#### Direction
Which lines hold the string "care"? Copy every one of them.

-- START Stored records --

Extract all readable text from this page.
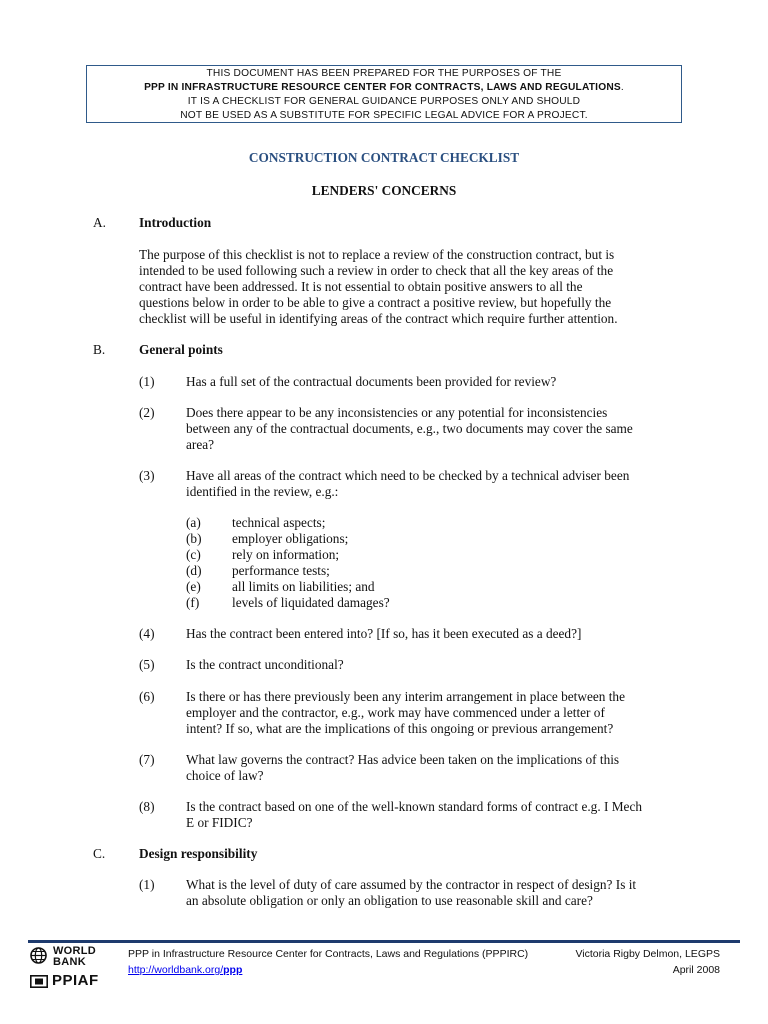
THIS DOCUMENT HAS BEEN PREPARED FOR THE PURPOSES OF THE
PPP IN INFRASTRUCTURE RESOURCE CENTER FOR CONTRACTS, LAWS AND REGULATIONS.
IT IS A CHECKLIST FOR GENERAL GUIDANCE PURPOSES ONLY AND SHOULD
NOT BE USED AS A SUBSTITUTE FOR SPECIFIC LEGAL ADVICE FOR A PROJECT.
CONSTRUCTION CONTRACT CHECKLIST
LENDERS' CONCERNS
A. Introduction
The purpose of this checklist is not to replace a review of the construction contract, but is
intended to be used following such a review in order to check that all the key areas of the
contract have been addressed. It is not essential to obtain positive answers to all the
questions below in order to be able to give a contract a positive review, but hopefully the
checklist will be useful in identifying areas of the contract which require further attention.
B.	General points
(1) Has a full set of the contractual documents been provided for review?
(2) Does there appear to be any inconsistencies or any potential for inconsistencies
between any of the contractual documents, e.g., two documents may cover the same
area?
(3) Have all areas of the contract which need to be checked by a technical adviser been
identified in the review, e.g.:
(a) technical aspects;
(b) employer obligations;
(c) rely on information;
(d) performance tests;
(e) all limits on liabilities; and
(f) levels of liquidated damages?
(4) Has the contract been entered into? [If so, has it been executed as a deed?]
(5) Is the contract unconditional?
(6) Is there or has there previously been any interim arrangement in place between the
employer and the contractor, e.g., work may have commenced under a letter of
intent? If so, what are the implications of this ongoing or previous arrangement?
(7) What law governs the contract? Has advice been taken on the implications of this
choice of law?
(8) Is the contract based on one of the well-known standard forms of contract e.g. I Mech
E or FIDIC?
C.	Design responsibility
(1) What is the level of duty of care assumed by the contractor in respect of design? Is it
an absolute obligation or only an obligation to use reasonable skill and care?
WORLD
BANK
PPIAF
PPP in Infrastructure Resource Center for Contracts, Laws and Regulations (PPPIRC)
http://worldbank.org/ppp
Victoria Rigby Delmon, LEGPS
April 2008
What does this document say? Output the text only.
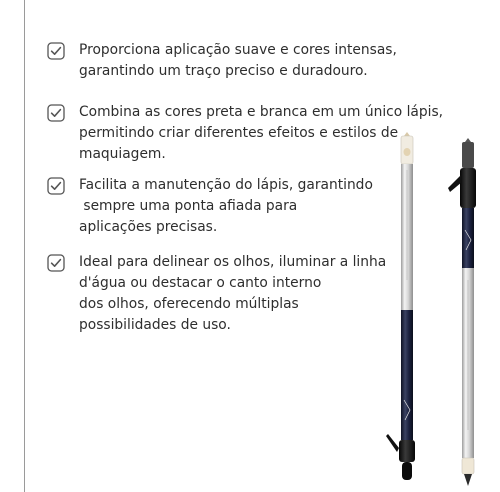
Proporciona aplicação suave e cores intensas,
garantindo um traço preciso e duradouro.
Combina as cores preta e branca em um único lápis,
permitindo criar diferentes efeitos e estilos de
maquiagem.
Facilita a manutenção do lápis, garantindo
sempre uma ponta afiada para
aplicações precisas.
Ideal para delinear os olhos, iluminar a linha
d'água ou destacar o canto interno
dos olhos, oferecendo múltiplas
possibilidades de uso.
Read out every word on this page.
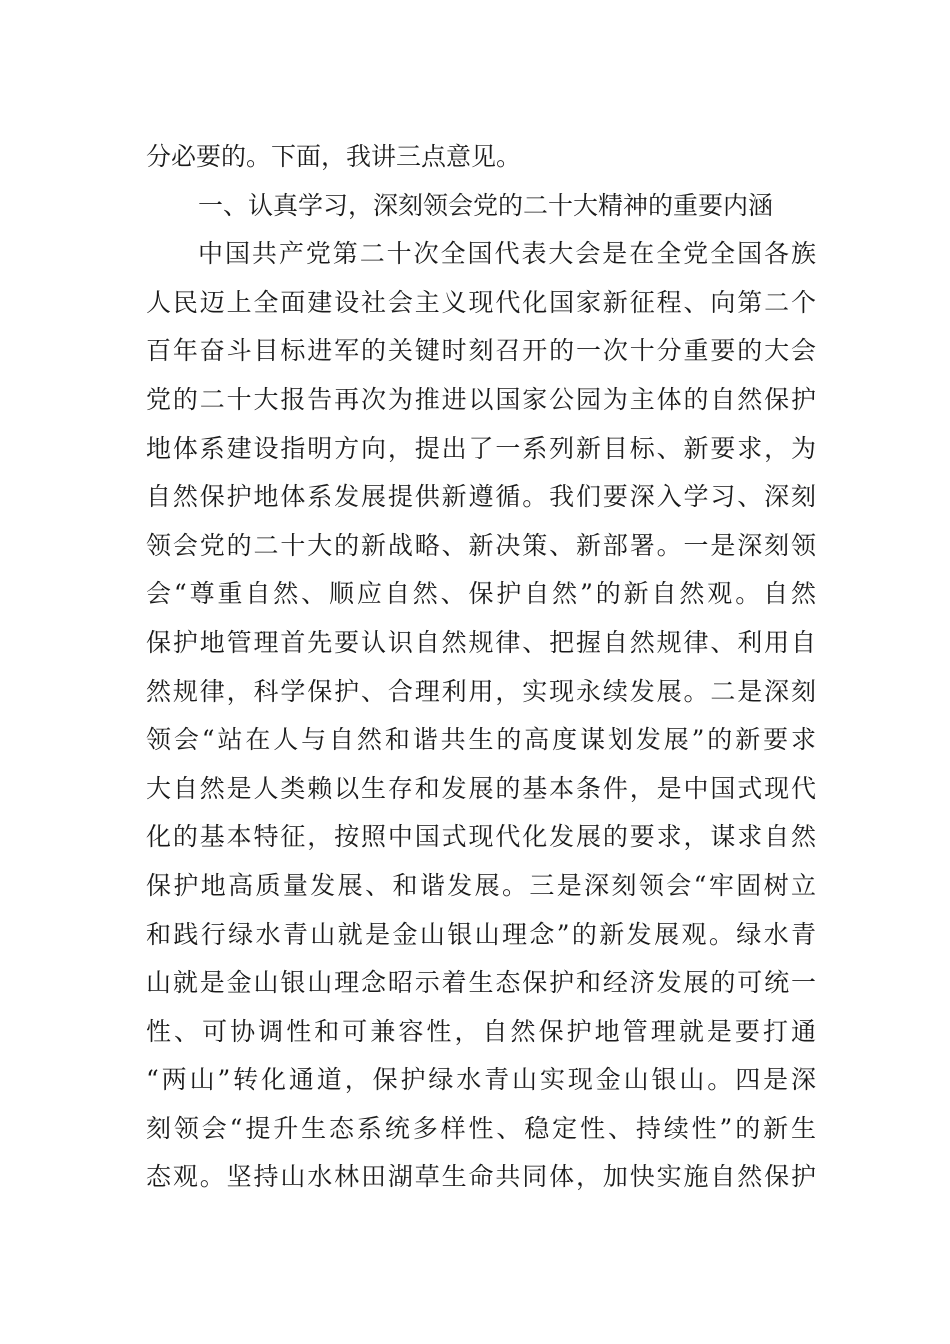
分必要的。下面，我讲三点意见。
一、认真学习，深刻领会党的二十大精神的重要内涵
中国共产党第二十次全国代表大会是在全党全国各族
人民迈上全面建设社会主义现代化国家新征程、向第二个
百年奋斗目标进军的关键时刻召开的一次十分重要的大会
党的二十大报告再次为推进以国家公园为主体的自然保护
地体系建设指明方向，提出了一系列新目标、新要求，为
自然保护地体系发展提供新遵循。我们要深入学习、深刻
领会党的二十大的新战略、新决策、新部署。一是深刻领
会“尊重自然、顺应自然、保护自然”的新自然观。自然
保护地管理首先要认识自然规律、把握自然规律、利用自
然规律，科学保护、合理利用，实现永续发展。二是深刻
领会“站在人与自然和谐共生的高度谋划发展”的新要求
大自然是人类赖以生存和发展的基本条件，是中国式现代
化的基本特征，按照中国式现代化发展的要求，谋求自然
保护地高质量发展、和谐发展。三是深刻领会“牢固树立
和践行绿水青山就是金山银山理念”的新发展观。绿水青
山就是金山银山理念昭示着生态保护和经济发展的可统一
性、可协调性和可兼容性，自然保护地管理就是要打通
“两山”转化通道，保护绿水青山实现金山银山。四是深
刻领会“提升生态系统多样性、稳定性、持续性”的新生
态观。坚持山水林田湖草生命共同体，加快实施自然保护
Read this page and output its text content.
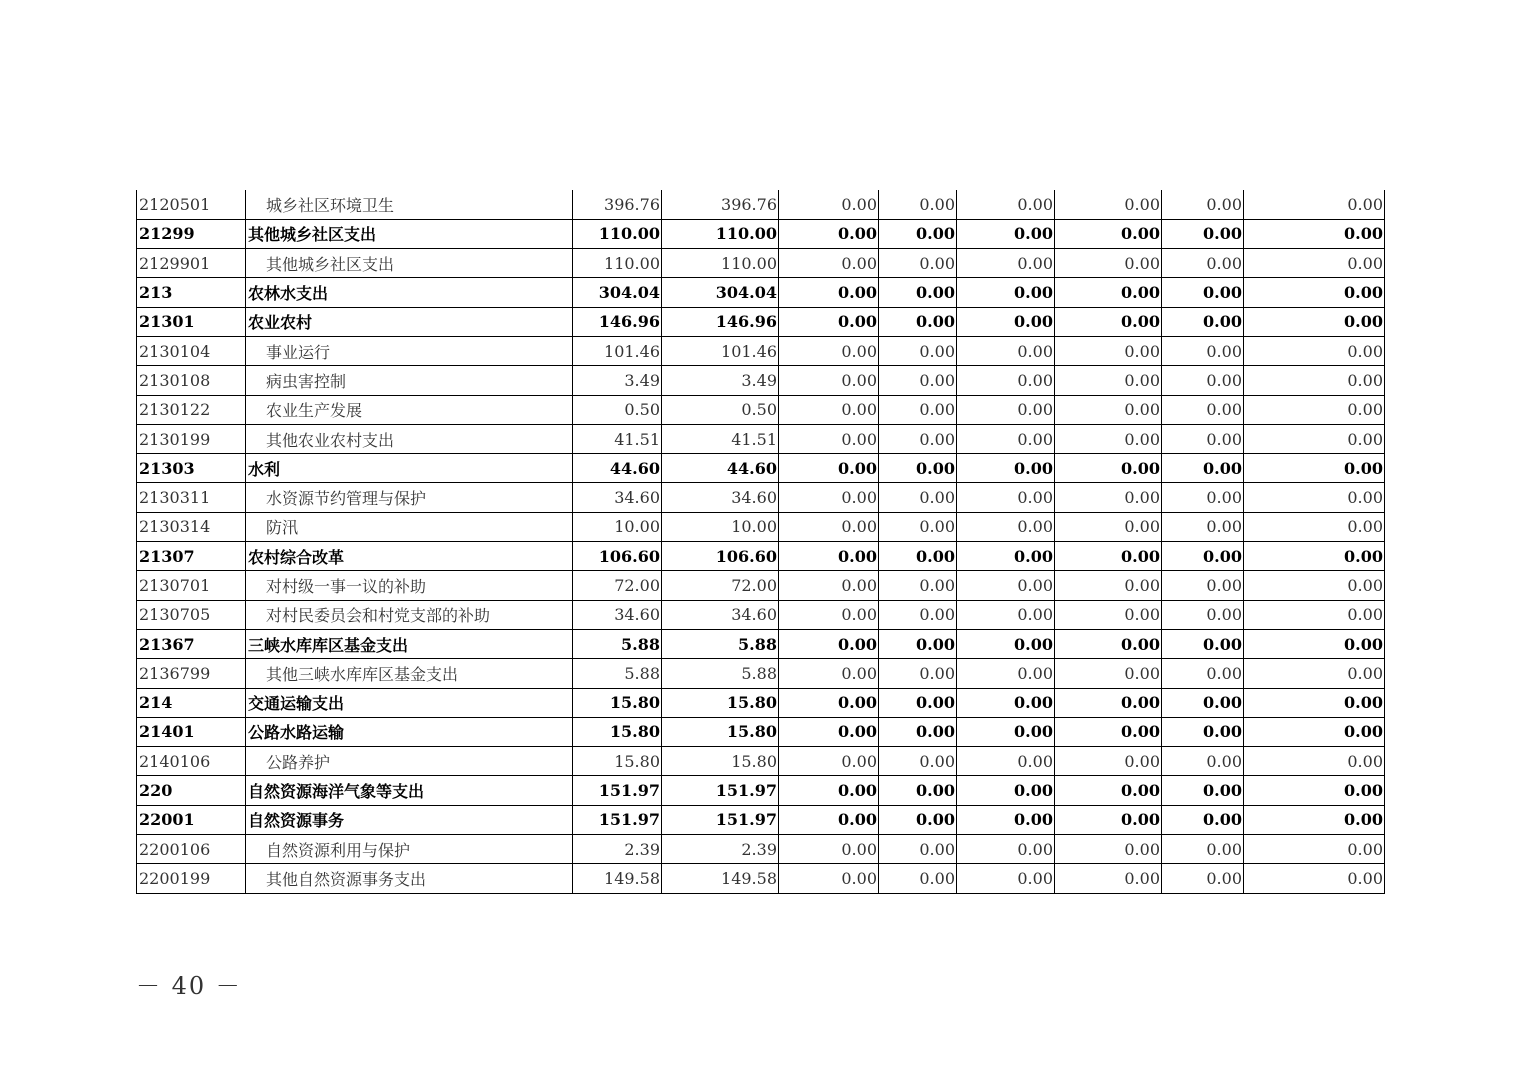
2120501	城乡社区环境卫生	396.76	396.76	0.00	0.00	0.00	0.00	0.00	0.00
21299	其他城乡社区支出	110.00	110.00	0.00	0.00	0.00	0.00	0.00	0.00
2129901	其他城乡社区支出	110.00	110.00	0.00	0.00	0.00	0.00	0.00	0.00
213	农林水支出	304.04	304.04	0.00	0.00	0.00	0.00	0.00	0.00
21301	农业农村	146.96	146.96	0.00	0.00	0.00	0.00	0.00	0.00
2130104	事业运行	101.46	101.46	0.00	0.00	0.00	0.00	0.00	0.00
2130108	病虫害控制	3.49	3.49	0.00	0.00	0.00	0.00	0.00	0.00
2130122	农业生产发展	0.50	0.50	0.00	0.00	0.00	0.00	0.00	0.00
2130199	其他农业农村支出	41.51	41.51	0.00	0.00	0.00	0.00	0.00	0.00
21303	水利	44.60	44.60	0.00	0.00	0.00	0.00	0.00	0.00
2130311	水资源节约管理与保护	34.60	34.60	0.00	0.00	0.00	0.00	0.00	0.00
2130314	防汛	10.00	10.00	0.00	0.00	0.00	0.00	0.00	0.00
21307	农村综合改革	106.60	106.60	0.00	0.00	0.00	0.00	0.00	0.00
2130701	对村级一事一议的补助	72.00	72.00	0.00	0.00	0.00	0.00	0.00	0.00
2130705	对村民委员会和村党支部的补助	34.60	34.60	0.00	0.00	0.00	0.00	0.00	0.00
21367	三峡水库库区基金支出	5.88	5.88	0.00	0.00	0.00	0.00	0.00	0.00
2136799	其他三峡水库库区基金支出	5.88	5.88	0.00	0.00	0.00	0.00	0.00	0.00
214	交通运输支出	15.80	15.80	0.00	0.00	0.00	0.00	0.00	0.00
21401	公路水路运输	15.80	15.80	0.00	0.00	0.00	0.00	0.00	0.00
2140106	公路养护	15.80	15.80	0.00	0.00	0.00	0.00	0.00	0.00
220	自然资源海洋气象等支出	151.97	151.97	0.00	0.00	0.00	0.00	0.00	0.00
22001	自然资源事务	151.97	151.97	0.00	0.00	0.00	0.00	0.00	0.00
2200106	自然资源利用与保护	2.39	2.39	0.00	0.00	0.00	0.00	0.00	0.00
2200199	其他自然资源事务支出	149.58	149.58	0.00	0.00	0.00	0.00	0.00	0.00
－ 40 －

-- END Stored records --

#### Output for this exercise
(1) What is the level of duty of care assumed by the contractor in respect of design? Is it
an absolute obligation or only an obligation to use reasonable skill and care?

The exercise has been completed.